> **Written task A**
In the tribunal order below, which assessment year does the appeal concern?
> **Written task B**
Please continue the tribunal order below, picking up right after its last sentence.

> **Text excerpt**
No AI summary yet for this case.
Income Tax Appellate Tribunal, COCHIN BENCH, COCHIN
This appeal by the assessee is directed against the order of the Pr. CIT, Kochi passed u/s. 263 of the I.T. Act dated 21/02/2019 and pertain to the assessment year 2014-15.
2. The assessee has raised the following grounds of appeal:
1. The order of the PCIT is bad and erroneous in law and against the principles of natural justice.
2. The PCIT erred in not considering the written submission in proper perspective.
3. The PCIT erred in not considering the vital issue that the order dated 07/10/2016, stated to be erroneous and prejudicial to the interest of the Revenue as per the Show Cause Notice dated 26/10/2018 and 21/01/2019, does not exist at all and the reply/objection by the assessee vide submission dated 16/02/2019 to that effect, was not at all considered by the PCIT.

> **Entries**
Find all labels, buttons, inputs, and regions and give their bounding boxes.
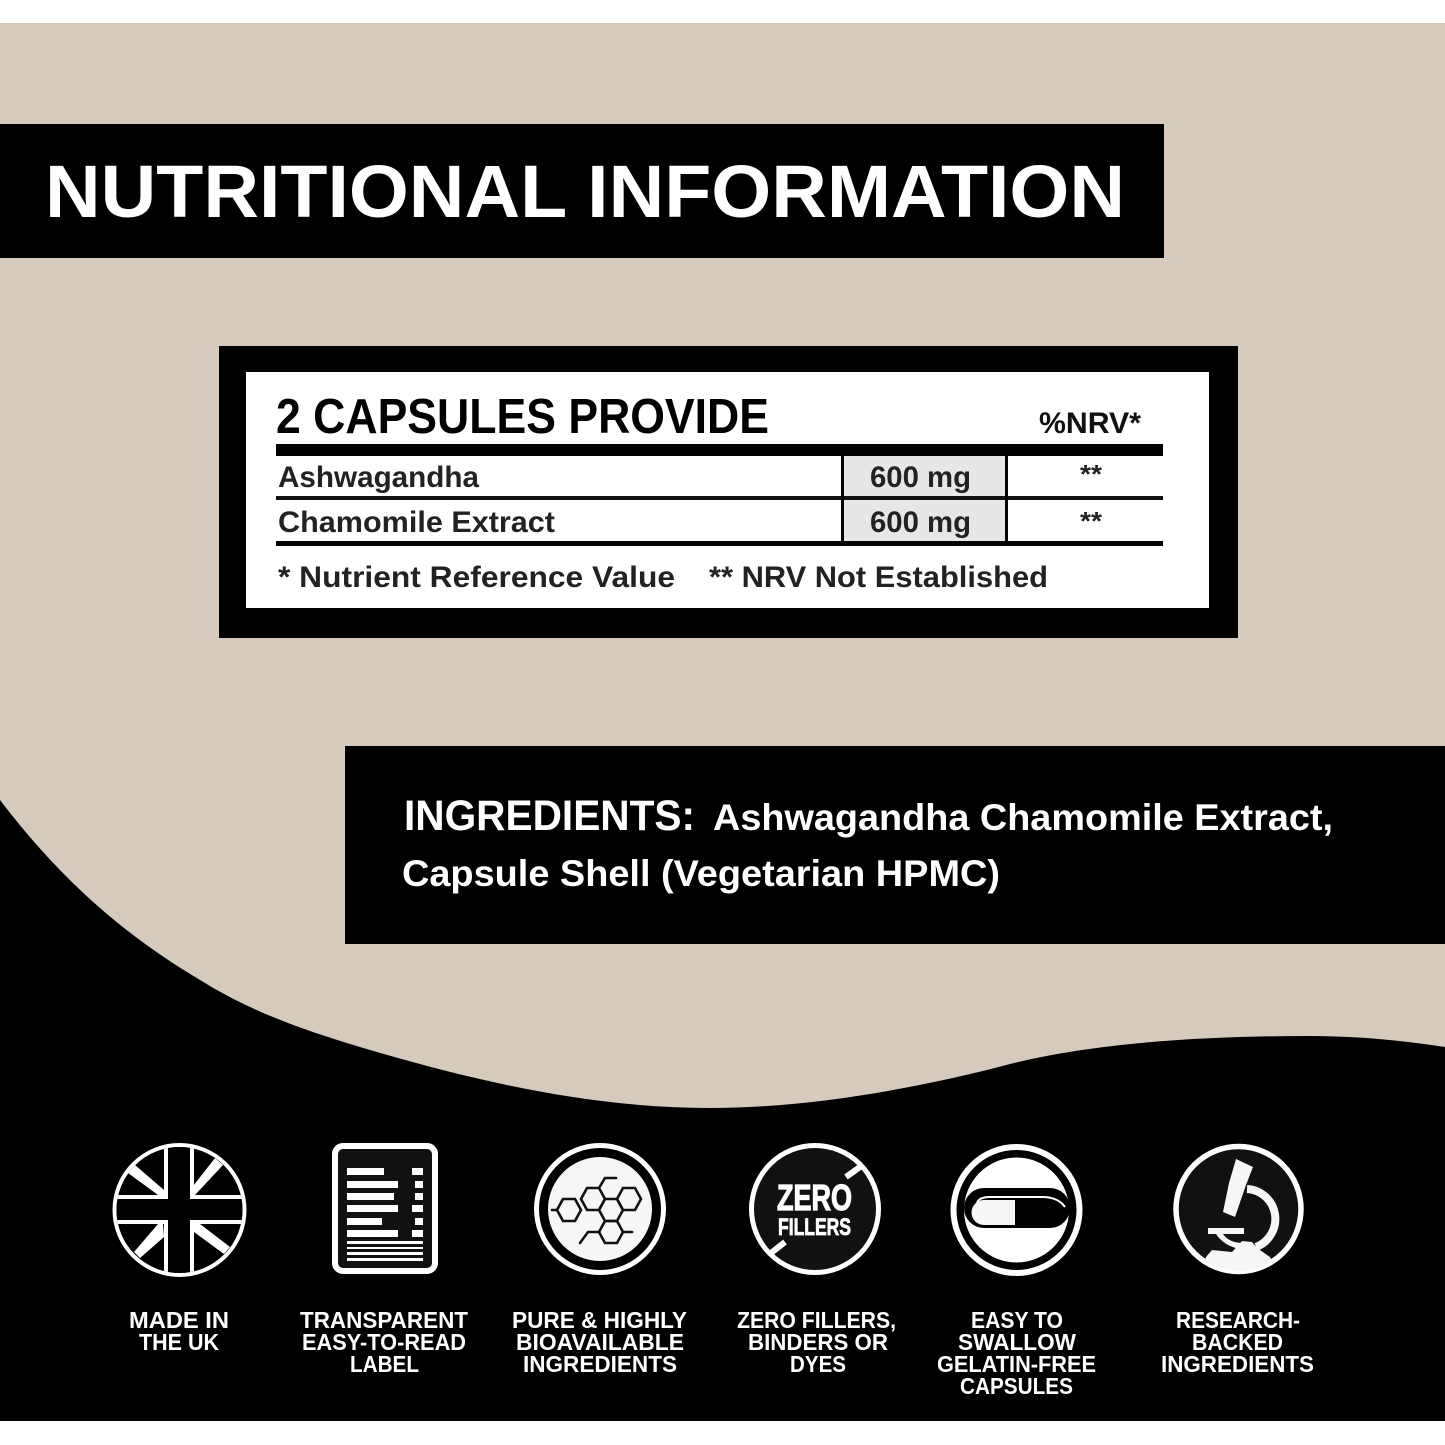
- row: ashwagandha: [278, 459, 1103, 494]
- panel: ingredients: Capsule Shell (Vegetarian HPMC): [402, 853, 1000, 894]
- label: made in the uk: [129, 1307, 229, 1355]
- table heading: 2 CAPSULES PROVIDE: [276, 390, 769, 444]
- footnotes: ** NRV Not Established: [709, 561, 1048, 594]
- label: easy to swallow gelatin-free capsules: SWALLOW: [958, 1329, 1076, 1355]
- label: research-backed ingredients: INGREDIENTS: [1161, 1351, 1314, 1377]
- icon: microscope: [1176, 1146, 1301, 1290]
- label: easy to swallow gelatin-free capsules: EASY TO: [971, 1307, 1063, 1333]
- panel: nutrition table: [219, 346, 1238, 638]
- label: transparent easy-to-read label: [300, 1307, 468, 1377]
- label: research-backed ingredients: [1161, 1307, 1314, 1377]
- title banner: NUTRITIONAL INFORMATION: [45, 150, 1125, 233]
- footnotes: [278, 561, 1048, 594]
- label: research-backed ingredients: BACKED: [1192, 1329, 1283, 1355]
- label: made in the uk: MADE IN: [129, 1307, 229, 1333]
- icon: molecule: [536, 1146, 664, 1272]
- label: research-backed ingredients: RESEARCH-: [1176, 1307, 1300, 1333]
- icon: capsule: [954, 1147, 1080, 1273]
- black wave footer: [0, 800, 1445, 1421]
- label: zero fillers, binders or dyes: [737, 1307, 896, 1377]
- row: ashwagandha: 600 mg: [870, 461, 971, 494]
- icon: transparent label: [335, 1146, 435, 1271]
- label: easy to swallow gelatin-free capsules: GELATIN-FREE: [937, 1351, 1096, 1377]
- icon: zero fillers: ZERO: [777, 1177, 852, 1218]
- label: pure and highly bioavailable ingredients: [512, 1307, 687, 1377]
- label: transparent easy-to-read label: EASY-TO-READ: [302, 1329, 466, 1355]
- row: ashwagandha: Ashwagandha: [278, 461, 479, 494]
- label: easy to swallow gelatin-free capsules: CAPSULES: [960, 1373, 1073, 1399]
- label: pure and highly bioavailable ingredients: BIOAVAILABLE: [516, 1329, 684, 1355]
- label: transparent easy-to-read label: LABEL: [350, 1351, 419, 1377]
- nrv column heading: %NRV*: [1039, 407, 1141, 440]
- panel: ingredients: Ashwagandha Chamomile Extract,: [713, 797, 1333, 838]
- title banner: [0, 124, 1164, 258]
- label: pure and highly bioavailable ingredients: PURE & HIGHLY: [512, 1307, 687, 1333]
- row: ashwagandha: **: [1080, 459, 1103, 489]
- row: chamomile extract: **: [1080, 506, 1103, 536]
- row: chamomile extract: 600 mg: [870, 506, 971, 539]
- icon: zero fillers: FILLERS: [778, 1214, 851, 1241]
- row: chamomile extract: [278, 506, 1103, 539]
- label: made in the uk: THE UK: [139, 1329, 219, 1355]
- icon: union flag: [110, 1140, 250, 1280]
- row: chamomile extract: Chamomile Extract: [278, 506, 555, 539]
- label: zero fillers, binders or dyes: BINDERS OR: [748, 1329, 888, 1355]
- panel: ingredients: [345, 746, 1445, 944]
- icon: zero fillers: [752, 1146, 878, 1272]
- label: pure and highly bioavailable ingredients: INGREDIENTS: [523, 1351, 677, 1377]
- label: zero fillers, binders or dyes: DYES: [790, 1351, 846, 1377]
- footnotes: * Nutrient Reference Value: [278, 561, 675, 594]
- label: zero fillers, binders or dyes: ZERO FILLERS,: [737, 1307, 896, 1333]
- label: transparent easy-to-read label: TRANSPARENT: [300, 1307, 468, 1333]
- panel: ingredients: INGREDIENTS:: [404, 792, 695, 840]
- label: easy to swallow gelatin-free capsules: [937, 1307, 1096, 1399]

--

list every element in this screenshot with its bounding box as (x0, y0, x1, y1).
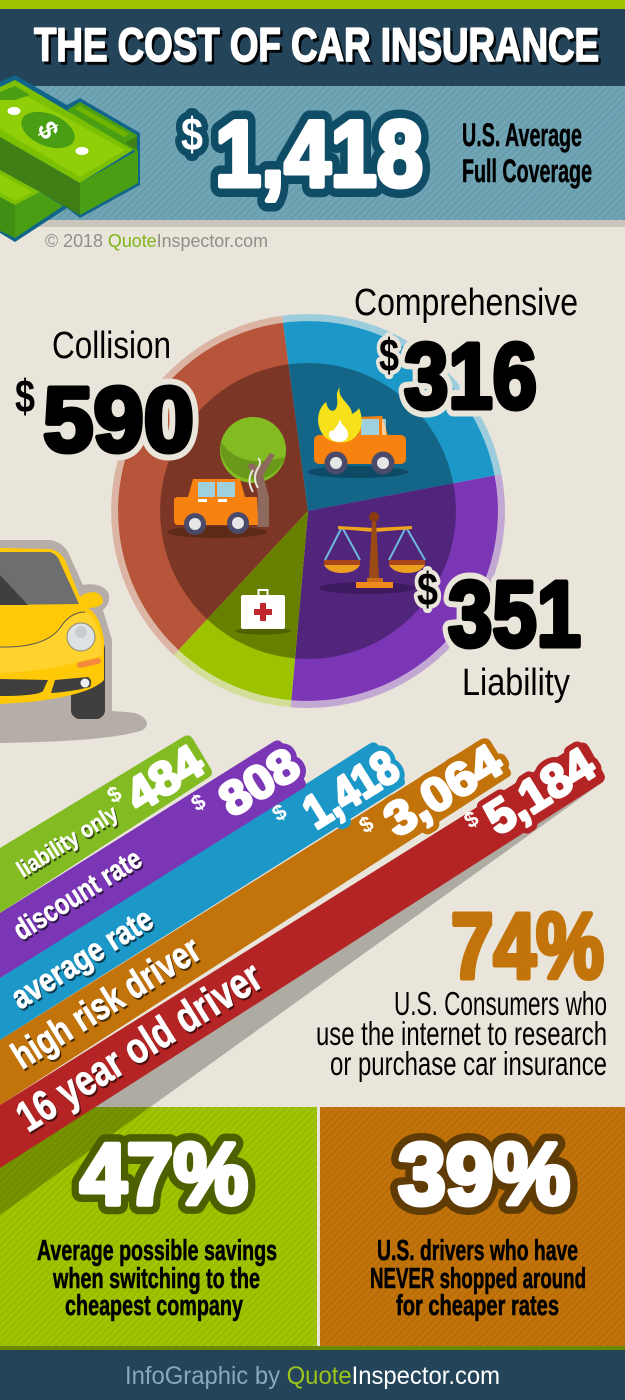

* * *

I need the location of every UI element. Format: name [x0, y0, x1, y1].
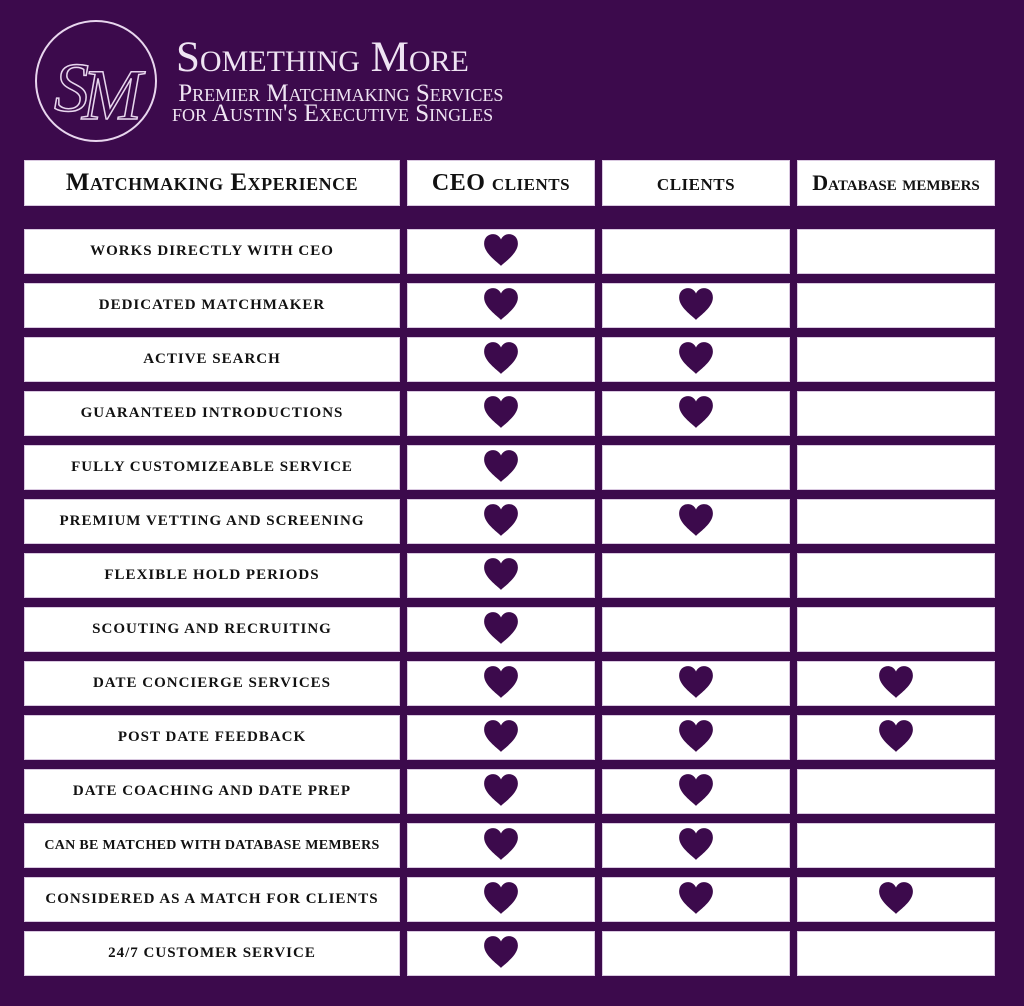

> **Response A**
2014-15

> **Response B**
The facts of the case are that from the perusal of the records, it was noticed that the order u/s. 143(3) dated 11-11-2016 for the assessment year 2014-15 passed by the Assessing Officer was erroneous in so far as it was prejudicial to the interest of revenue for the reasons mentioned below:
i) Cash deposit made by the assessee during the period amounting to Rs.95,00,000/- were not disclosed by the assessee in the return of income for the AY 2014-15. This amount was deposited into bank by sale of laterite and gravel earth from her land and no accounts were maintained by the assessee. As a consolidated turnover is less than one crore, income can be computed as per sec. 44AD. However, assessee offered 10% of the turnover and addition was made amounting to Rs.9,50,000/-. During the relevant previous year, the assessee admitted the receipt of Rs.35,00,000/- on sale of laterite and gravel earth and also Rs.60,00,000/- as gift from sister. Her sister also confirmed transfer of Rs.60,00,00/- as gift to the assessee vide letter dated 23/08/2016. The assessee had not revealed these receipts tantamount to Rs.95,00,000/- in the return of income. The Assessing Officer added back an amount of Rs.9,50,000/- as undisclosed income, which is 10% of these receipts. As there were no expenses involved in the sale of laterite, gravel earth and gift, the entire amount of Rs.35,00,000/- which stands undisclosed in the return of income of the assessee should be added back and assessed in the hands of the assessee u/s. 69B and the tax should be levied @30% u/s. 115BBE of the Income Tax Act. ii) The gift received from assessee’s sister and mother amounting to Rs.60,00,000/- was also not found properly examined by the Assessing Officer while framing the assessment order.
Hence, the PCIT invoked the provisions of section 263 of the Act proposing for revision of assessment.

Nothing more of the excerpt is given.